Start of Given entries
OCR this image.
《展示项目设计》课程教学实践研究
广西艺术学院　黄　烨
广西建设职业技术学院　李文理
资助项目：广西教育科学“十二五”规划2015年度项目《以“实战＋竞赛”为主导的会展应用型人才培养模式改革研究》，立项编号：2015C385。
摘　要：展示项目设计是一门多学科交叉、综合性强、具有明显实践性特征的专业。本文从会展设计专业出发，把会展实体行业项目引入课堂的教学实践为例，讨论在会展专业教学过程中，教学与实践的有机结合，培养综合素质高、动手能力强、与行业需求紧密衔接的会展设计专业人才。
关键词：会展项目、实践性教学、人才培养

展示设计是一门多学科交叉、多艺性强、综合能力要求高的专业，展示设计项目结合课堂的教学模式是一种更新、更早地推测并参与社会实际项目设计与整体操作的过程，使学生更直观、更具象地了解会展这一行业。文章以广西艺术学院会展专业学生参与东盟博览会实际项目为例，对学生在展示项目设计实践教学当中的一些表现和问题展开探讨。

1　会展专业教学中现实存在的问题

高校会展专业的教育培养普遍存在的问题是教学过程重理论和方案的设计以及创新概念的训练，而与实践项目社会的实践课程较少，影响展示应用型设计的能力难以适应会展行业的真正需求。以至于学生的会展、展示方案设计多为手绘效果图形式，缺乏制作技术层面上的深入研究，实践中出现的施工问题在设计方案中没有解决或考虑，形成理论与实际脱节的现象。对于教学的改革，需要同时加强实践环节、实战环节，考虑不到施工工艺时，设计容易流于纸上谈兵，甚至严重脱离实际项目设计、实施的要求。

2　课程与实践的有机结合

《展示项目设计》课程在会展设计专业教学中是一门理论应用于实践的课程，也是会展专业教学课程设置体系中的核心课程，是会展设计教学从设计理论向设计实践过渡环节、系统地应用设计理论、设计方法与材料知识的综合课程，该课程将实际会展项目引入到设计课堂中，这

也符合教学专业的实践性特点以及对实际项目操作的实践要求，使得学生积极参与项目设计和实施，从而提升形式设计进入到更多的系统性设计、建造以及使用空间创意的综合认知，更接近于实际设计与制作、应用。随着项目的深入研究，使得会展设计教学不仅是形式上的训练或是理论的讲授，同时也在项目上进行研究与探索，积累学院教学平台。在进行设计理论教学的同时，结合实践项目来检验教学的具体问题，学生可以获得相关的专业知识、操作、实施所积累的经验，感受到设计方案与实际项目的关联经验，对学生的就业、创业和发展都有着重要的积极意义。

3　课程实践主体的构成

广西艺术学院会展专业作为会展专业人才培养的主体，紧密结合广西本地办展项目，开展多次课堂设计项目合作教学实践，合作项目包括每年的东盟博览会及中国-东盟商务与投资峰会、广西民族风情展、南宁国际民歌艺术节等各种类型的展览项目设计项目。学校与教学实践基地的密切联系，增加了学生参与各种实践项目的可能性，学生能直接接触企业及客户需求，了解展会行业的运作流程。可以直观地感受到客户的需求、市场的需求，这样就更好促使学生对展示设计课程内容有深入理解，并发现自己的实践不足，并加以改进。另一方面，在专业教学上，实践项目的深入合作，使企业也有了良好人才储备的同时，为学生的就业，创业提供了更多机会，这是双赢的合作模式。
End of Given entries
Set exercise ->
Generate an exact reproduction of all entries.

Output ->
OCR this image.
《展示项目设计》课程教学实践研究
广西艺术学院　黄　烨
广西建设职业技术学院　李文理
资助项目：广西教育科学“十二五”规划2015年度项目《以“实战＋竞赛”为主导的会展应用型人才培养模式改革研究》，立项编号：2015C385。
摘　要：展示项目设计是一门多学科交叉、综合性强、具有明显实践性特征的专业。本文从会展设计专业出发，把会展实体行业项目引入课堂的教学实践为例，讨论在会展专业教学过程中，教学与实践的有机结合，培养综合素质高、动手能力强、与行业需求紧密衔接的会展设计专业人才。
关键词：会展项目、实践性教学、人才培养

展示设计是一门多学科交叉、多艺性强、综合能力要求高的专业，展示设计项目结合课堂的教学模式是一种更新、更早地推测并参与社会实际项目设计与整体操作的过程，使学生更直观、更具象地了解会展这一行业。文章以广西艺术学院会展专业学生参与东盟博览会实际项目为例，对学生在展示项目设计实践教学当中的一些表现和问题展开探讨。

1　会展专业教学中现实存在的问题

高校会展专业的教育培养普遍存在的问题是教学过程重理论和方案的设计以及创新概念的训练，而与实践项目社会的实践课程较少，影响展示应用型设计的能力难以适应会展行业的真正需求。以至于学生的会展、展示方案设计多为手绘效果图形式，缺乏制作技术层面上的深入研究，实践中出现的施工问题在设计方案中没有解决或考虑，形成理论与实际脱节的现象。对于教学的改革，需要同时加强实践环节、实战环节，考虑不到施工工艺时，设计容易流于纸上谈兵，甚至严重脱离实际项目设计、实施的要求。

2　课程与实践的有机结合

《展示项目设计》课程在会展设计专业教学中是一门理论应用于实践的课程，也是会展专业教学课程设置体系中的核心课程，是会展设计教学从设计理论向设计实践过渡环节、系统地应用设计理论、设计方法与材料知识的综合课程，该课程将实际会展项目引入到设计课堂中，这

也符合教学专业的实践性特点以及对实际项目操作的实践要求，使得学生积极参与项目设计和实施，从而提升形式设计进入到更多的系统性设计、建造以及使用空间创意的综合认知，更接近于实际设计与制作、应用。随着项目的深入研究，使得会展设计教学不仅是形式上的训练或是理论的讲授，同时也在项目上进行研究与探索，积累学院教学平台。在进行设计理论教学的同时，结合实践项目来检验教学的具体问题，学生可以获得相关的专业知识、操作、实施所积累的经验，感受到设计方案与实际项目的关联经验，对学生的就业、创业和发展都有着重要的积极意义。

3　课程实践主体的构成

广西艺术学院会展专业作为会展专业人才培养的主体，紧密结合广西本地办展项目，开展多次课堂设计项目合作教学实践，合作项目包括每年的东盟博览会及中国-东盟商务与投资峰会、广西民族风情展、南宁国际民歌艺术节等各种类型的展览项目设计项目。学校与教学实践基地的密切联系，增加了学生参与各种实践项目的可能性，学生能直接接触企业及客户需求，了解展会行业的运作流程。可以直观地感受到客户的需求、市场的需求，这样就更好促使学生对展示设计课程内容有深入理解，并发现自己的实践不足，并加以改进。另一方面，在专业教学上，实践项目的深入合作，使企业也有了良好人才储备的同时，为学生的就业，创业提供了更多机会，这是双赢的合作模式。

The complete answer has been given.